**Exercise directions**
Would you please copy every line from the records that contains the word "DMSO"?
Records to use START
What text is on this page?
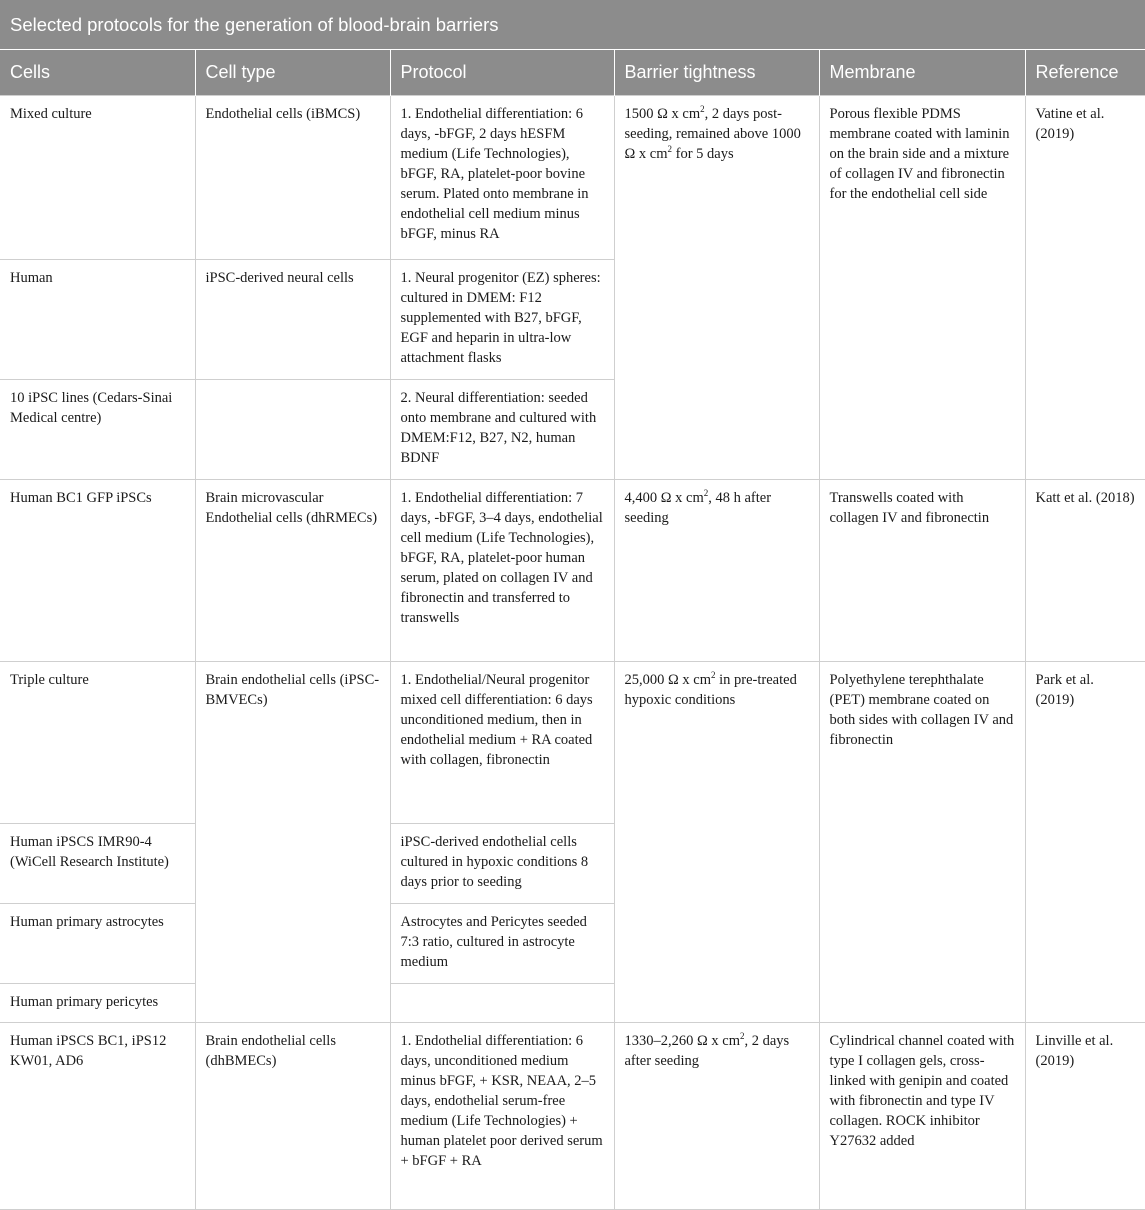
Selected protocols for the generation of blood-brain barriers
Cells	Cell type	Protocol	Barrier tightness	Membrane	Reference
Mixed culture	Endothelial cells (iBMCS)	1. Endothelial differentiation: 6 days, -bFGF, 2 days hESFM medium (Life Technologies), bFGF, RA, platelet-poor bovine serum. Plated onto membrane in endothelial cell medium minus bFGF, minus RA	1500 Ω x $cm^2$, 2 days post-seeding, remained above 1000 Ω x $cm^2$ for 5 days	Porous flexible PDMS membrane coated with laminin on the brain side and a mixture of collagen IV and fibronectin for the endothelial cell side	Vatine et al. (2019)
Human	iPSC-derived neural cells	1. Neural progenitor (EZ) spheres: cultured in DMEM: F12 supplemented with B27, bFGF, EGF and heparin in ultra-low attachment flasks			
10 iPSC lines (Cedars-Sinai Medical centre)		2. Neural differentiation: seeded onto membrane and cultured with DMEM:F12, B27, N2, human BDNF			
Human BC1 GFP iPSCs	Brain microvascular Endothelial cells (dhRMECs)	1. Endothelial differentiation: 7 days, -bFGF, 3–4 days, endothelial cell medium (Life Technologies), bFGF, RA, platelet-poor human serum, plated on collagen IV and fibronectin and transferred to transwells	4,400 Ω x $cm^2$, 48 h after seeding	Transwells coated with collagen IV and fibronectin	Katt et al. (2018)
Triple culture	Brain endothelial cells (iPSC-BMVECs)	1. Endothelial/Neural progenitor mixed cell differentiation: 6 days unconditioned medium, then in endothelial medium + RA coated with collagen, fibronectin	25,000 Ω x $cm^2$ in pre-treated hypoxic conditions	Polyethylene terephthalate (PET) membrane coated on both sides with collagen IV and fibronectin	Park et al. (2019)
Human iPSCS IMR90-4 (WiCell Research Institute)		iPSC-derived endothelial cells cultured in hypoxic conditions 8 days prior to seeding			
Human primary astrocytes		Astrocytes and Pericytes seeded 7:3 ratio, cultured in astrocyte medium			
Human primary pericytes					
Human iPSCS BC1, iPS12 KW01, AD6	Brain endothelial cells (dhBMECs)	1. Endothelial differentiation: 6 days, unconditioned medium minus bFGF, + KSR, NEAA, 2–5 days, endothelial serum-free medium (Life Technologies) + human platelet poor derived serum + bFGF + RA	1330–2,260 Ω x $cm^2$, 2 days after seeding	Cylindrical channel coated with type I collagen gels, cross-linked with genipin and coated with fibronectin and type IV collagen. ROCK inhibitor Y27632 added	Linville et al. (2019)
Records to use END
Records to use START
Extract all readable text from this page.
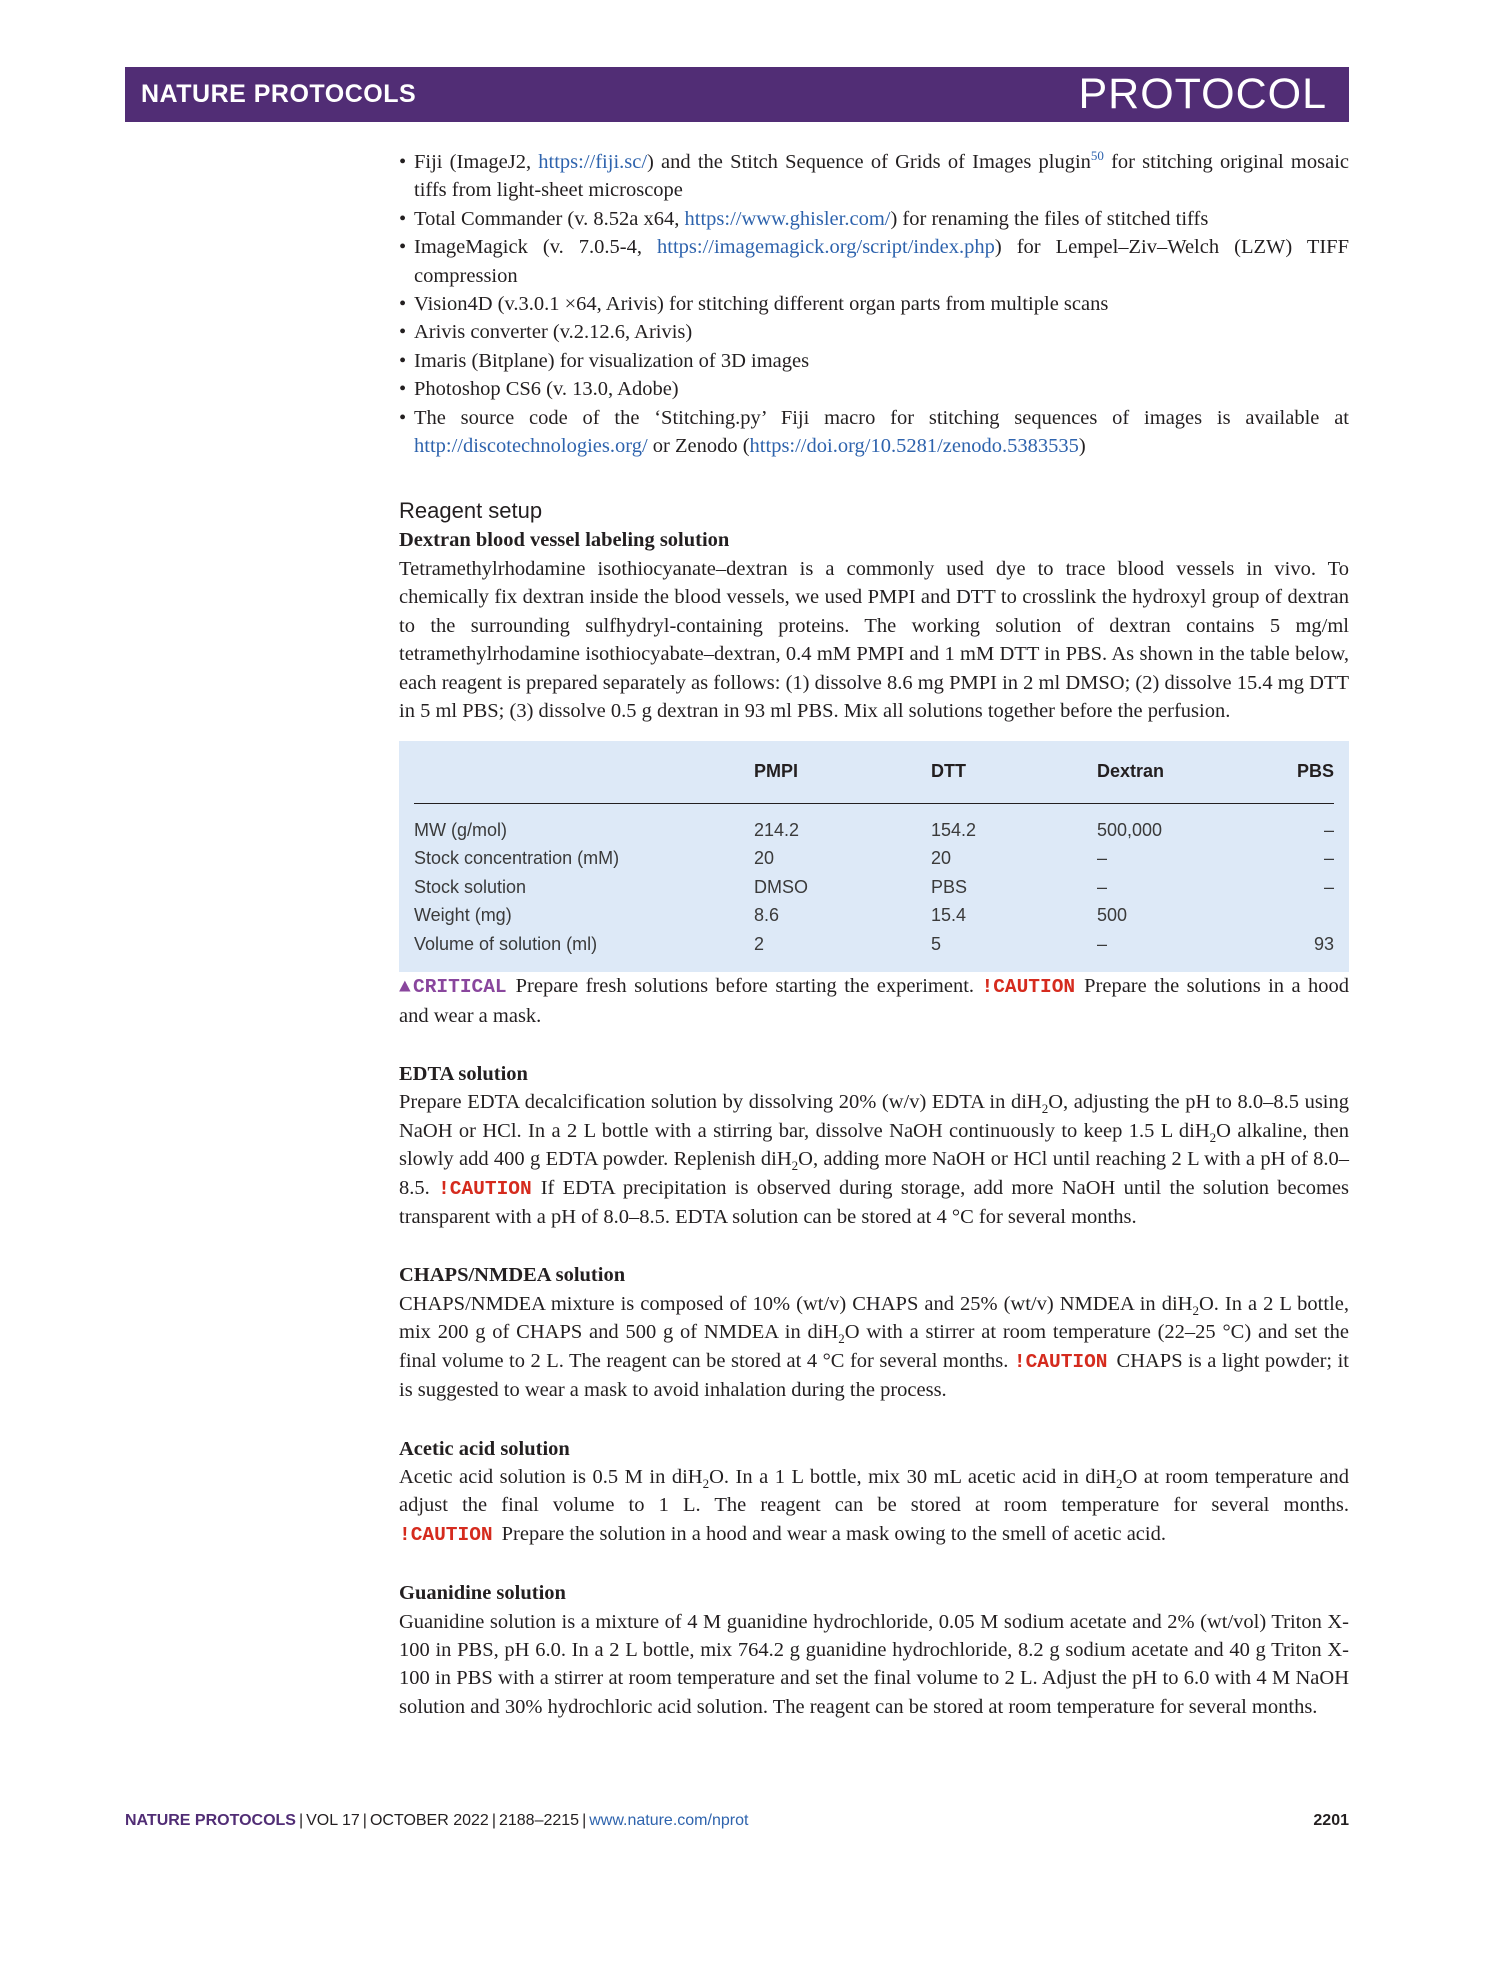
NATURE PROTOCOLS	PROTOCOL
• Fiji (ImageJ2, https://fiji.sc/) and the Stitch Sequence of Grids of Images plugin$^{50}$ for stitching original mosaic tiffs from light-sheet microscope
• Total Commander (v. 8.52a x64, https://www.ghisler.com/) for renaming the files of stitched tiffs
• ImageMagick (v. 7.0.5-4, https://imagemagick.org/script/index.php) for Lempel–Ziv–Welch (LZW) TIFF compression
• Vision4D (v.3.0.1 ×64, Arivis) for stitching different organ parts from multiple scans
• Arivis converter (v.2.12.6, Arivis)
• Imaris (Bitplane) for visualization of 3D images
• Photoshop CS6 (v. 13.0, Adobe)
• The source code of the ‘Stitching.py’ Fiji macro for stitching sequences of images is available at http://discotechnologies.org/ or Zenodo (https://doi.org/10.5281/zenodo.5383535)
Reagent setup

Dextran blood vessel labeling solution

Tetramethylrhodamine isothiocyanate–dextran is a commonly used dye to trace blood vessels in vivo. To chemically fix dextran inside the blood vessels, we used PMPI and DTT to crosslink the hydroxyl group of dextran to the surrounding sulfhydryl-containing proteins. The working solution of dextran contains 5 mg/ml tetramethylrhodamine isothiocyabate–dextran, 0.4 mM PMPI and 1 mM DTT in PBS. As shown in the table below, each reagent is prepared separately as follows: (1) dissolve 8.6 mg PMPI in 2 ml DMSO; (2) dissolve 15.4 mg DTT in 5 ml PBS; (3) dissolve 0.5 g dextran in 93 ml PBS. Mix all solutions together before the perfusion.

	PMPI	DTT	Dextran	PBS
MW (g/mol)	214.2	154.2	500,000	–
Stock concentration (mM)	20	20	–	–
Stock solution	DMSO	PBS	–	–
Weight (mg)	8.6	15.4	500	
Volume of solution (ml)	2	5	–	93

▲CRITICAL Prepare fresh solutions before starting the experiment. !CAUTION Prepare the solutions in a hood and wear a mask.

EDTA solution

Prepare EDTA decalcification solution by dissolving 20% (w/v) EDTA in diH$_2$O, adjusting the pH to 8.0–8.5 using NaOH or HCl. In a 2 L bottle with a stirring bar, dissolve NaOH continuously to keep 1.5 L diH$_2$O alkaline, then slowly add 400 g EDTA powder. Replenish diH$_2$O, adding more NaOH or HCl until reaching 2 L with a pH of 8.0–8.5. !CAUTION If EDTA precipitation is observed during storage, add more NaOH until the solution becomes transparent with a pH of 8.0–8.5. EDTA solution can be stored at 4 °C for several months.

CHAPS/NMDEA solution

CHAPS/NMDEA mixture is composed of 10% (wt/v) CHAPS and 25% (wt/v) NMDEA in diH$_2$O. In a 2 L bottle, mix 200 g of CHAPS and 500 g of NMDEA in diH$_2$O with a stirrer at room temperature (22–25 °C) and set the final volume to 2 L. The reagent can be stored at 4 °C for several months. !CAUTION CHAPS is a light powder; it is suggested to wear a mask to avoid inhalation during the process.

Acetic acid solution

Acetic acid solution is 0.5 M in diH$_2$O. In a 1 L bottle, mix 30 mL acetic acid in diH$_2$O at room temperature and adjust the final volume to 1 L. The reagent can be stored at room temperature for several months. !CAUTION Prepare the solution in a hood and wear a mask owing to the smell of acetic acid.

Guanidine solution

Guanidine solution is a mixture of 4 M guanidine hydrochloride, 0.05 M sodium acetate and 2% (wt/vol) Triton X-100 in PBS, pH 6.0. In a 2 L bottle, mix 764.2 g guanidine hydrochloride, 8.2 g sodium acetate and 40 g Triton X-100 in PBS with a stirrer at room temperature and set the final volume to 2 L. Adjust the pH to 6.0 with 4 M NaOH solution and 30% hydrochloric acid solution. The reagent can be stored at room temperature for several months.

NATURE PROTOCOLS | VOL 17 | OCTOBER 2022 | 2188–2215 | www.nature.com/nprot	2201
Records to use END
**Result for this task**
Tetramethylrhodamine isothiocyanate–dextran is a commonly used dye to trace blood vessels in vivo. To chemically fix dextran inside the blood vessels, we used PMPI and DTT to crosslink the hydroxyl group of dextran to the surrounding sulfhydryl-containing proteins. The working solution of dextran contains 5 mg/ml tetramethylrhodamine isothiocyabate–dextran, 0.4 mM PMPI and 1 mM DTT in PBS. As shown in the table below, each reagent is prepared separately as follows: (1) dissolve 8.6 mg PMPI in 2 ml DMSO; (2) dissolve 15.4 mg DTT in 5 ml PBS; (3) dissolve 0.5 g dextran in 93 ml PBS. Mix all solutions together before the perfusion.
Stock solution	DMSO	PBS	–	–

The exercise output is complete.